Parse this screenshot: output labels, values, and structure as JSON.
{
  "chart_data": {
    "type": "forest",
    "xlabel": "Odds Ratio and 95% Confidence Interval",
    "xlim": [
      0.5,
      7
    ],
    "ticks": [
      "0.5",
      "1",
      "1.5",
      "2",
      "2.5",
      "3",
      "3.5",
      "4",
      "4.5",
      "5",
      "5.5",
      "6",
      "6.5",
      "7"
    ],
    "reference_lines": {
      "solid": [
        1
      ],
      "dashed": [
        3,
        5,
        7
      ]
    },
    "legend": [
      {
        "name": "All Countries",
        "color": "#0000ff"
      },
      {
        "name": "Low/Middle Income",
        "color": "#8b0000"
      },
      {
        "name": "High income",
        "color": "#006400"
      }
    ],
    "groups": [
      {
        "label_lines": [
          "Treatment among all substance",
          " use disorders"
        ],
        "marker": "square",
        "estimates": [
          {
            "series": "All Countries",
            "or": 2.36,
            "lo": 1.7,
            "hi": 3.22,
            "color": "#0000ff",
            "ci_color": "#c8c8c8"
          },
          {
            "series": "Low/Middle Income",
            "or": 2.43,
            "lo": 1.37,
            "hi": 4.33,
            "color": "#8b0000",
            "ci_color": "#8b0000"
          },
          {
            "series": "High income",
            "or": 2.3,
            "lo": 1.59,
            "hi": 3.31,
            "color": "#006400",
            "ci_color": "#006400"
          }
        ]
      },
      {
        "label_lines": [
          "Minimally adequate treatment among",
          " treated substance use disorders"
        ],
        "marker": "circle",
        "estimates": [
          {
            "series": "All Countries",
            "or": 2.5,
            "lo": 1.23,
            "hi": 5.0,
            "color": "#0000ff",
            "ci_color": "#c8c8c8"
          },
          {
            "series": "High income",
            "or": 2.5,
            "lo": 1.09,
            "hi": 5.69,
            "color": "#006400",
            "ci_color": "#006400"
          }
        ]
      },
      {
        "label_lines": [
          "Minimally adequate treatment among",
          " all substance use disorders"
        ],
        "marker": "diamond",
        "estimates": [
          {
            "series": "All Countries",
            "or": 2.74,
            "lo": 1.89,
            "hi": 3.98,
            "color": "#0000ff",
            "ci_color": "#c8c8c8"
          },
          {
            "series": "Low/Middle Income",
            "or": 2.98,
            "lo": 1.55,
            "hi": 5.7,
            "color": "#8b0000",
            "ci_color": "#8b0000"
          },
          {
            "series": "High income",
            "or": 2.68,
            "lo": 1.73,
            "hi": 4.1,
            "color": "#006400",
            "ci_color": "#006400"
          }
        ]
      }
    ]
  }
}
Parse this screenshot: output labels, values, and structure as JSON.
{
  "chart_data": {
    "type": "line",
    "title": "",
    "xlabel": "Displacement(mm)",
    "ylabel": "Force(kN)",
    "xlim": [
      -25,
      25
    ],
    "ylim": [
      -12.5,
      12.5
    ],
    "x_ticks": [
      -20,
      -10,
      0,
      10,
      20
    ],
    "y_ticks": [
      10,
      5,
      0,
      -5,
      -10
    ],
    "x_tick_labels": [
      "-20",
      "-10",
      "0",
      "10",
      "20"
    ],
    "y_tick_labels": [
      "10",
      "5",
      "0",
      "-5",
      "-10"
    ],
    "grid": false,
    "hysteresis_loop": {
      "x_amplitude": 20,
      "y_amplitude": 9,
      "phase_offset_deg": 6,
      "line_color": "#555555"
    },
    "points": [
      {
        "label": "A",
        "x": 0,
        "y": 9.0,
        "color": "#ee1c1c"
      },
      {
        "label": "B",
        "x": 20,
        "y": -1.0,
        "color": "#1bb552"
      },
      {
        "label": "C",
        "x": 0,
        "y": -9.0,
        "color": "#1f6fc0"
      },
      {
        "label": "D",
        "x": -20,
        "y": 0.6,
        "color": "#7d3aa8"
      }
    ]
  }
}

══════════════════════════════

- The problem
Select every line in the material above where the string "name" occurs, and copy it.

- Correct result
        "name": "All Countries",
        "name": "Low/Middle Income",
        "name": "High income",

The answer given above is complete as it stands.